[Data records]
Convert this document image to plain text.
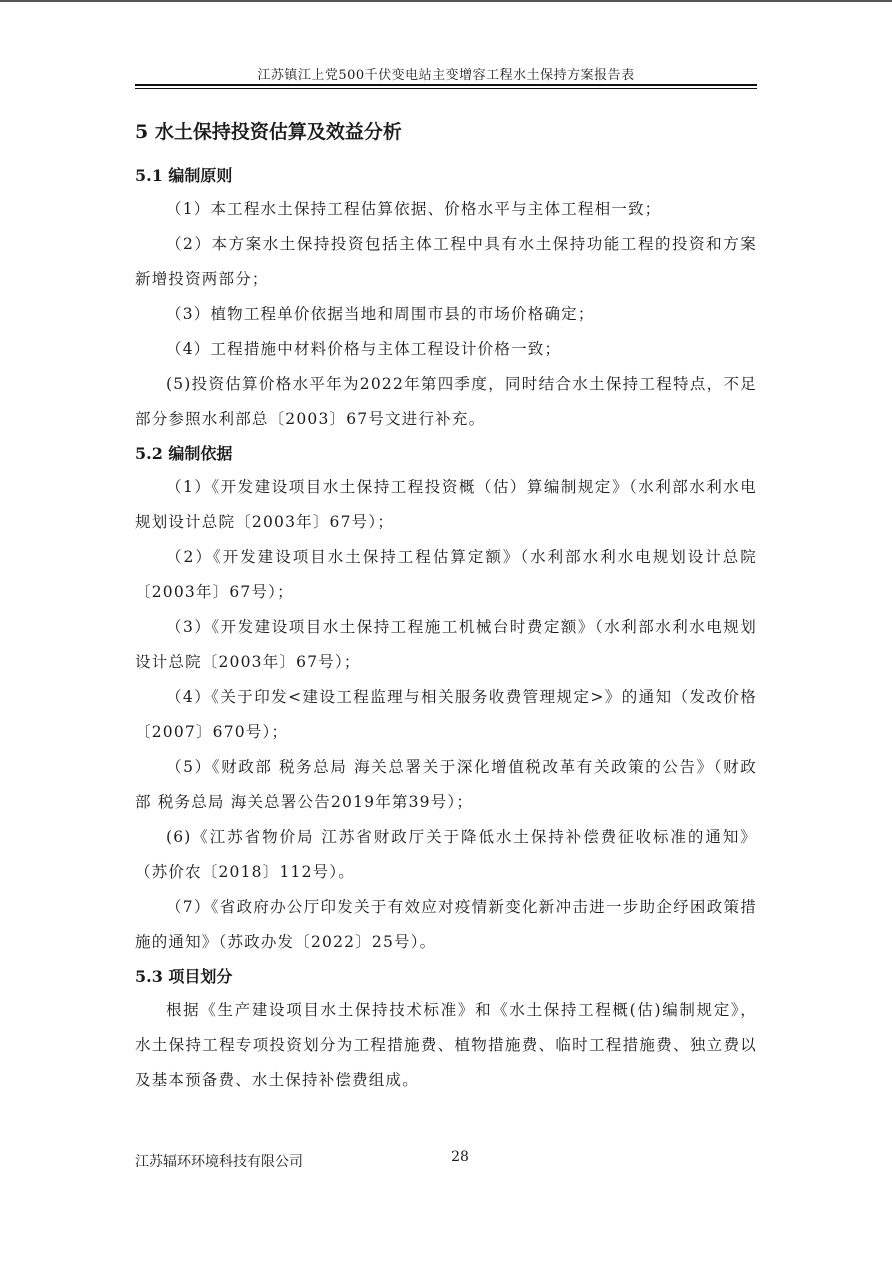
江苏镇江上党500千伏变电站主变增容工程水土保持方案报告表
5 水土保持投资估算及效益分析
5.1 编制原则

（1）本工程水土保持工程估算依据、价格水平与主体工程相一致；

（2）本方案水土保持投资包括主体工程中具有水土保持功能工程的投资和方案新增投资两部分；

（3）植物工程单价依据当地和周围市县的市场价格确定；

（4）工程措施中材料价格与主体工程设计价格一致；

(5)投资估算价格水平年为2022年第四季度，同时结合水土保持工程特点，不足部分参照水利部总〔2003〕67号文进行补充。

5.2 编制依据

（1）《开发建设项目水土保持工程投资概（估）算编制规定》（水利部水利水电规划设计总院〔2003年〕67号）；

（2）《开发建设项目水土保持工程估算定额》（水利部水利水电规划设计总院〔2003年〕67号）；

（3）《开发建设项目水土保持工程施工机械台时费定额》（水利部水利水电规划设计总院〔2003年〕67号）；

（4）《关于印发<建设工程监理与相关服务收费管理规定>》的通知（发改价格〔2007〕670号）；

（5）《财政部 税务总局 海关总署关于深化增值税改革有关政策的公告》（财政部 税务总局 海关总署公告2019年第39号）；

(6)《江苏省物价局 江苏省财政厅关于降低水土保持补偿费征收标准的通知》（苏价农〔2018〕112号）。

（7）《省政府办公厅印发关于有效应对疫情新变化新冲击进一步助企纾困政策措施的通知》（苏政办发〔2022〕25号）。

5.3 项目划分

根据《生产建设项目水土保持技术标准》和《水土保持工程概(估)编制规定》，水土保持工程专项投资划分为工程措施费、植物措施费、临时工程措施费、独立费以及基本预备费、水土保持补偿费组成。

江苏辐环环境科技有限公司	28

### EXERCISE AIM
Reproduce every record above exactly, omitting the pictures.

### CORRECT RESULT
Convert this document image to plain text.
江苏镇江上党500千伏变电站主变增容工程水土保持方案报告表
5 水土保持投资估算及效益分析
5.1 编制原则

（1）本工程水土保持工程估算依据、价格水平与主体工程相一致；

（2）本方案水土保持投资包括主体工程中具有水土保持功能工程的投资和方案新增投资两部分；

（3）植物工程单价依据当地和周围市县的市场价格确定；

（4）工程措施中材料价格与主体工程设计价格一致；

(5)投资估算价格水平年为2022年第四季度，同时结合水土保持工程特点，不足部分参照水利部总〔2003〕67号文进行补充。

5.2 编制依据

（1）《开发建设项目水土保持工程投资概（估）算编制规定》（水利部水利水电规划设计总院〔2003年〕67号）；

（2）《开发建设项目水土保持工程估算定额》（水利部水利水电规划设计总院〔2003年〕67号）；

（3）《开发建设项目水土保持工程施工机械台时费定额》（水利部水利水电规划设计总院〔2003年〕67号）；

（4）《关于印发<建设工程监理与相关服务收费管理规定>》的通知（发改价格〔2007〕670号）；

（5）《财政部 税务总局 海关总署关于深化增值税改革有关政策的公告》（财政部 税务总局 海关总署公告2019年第39号）；

(6)《江苏省物价局 江苏省财政厅关于降低水土保持补偿费征收标准的通知》（苏价农〔2018〕112号）。

（7）《省政府办公厅印发关于有效应对疫情新变化新冲击进一步助企纾困政策措施的通知》（苏政办发〔2022〕25号）。

5.3 项目划分

根据《生产建设项目水土保持技术标准》和《水土保持工程概(估)编制规定》，水土保持工程专项投资划分为工程措施费、植物措施费、临时工程措施费、独立费以及基本预备费、水土保持补偿费组成。

江苏辐环环境科技有限公司	28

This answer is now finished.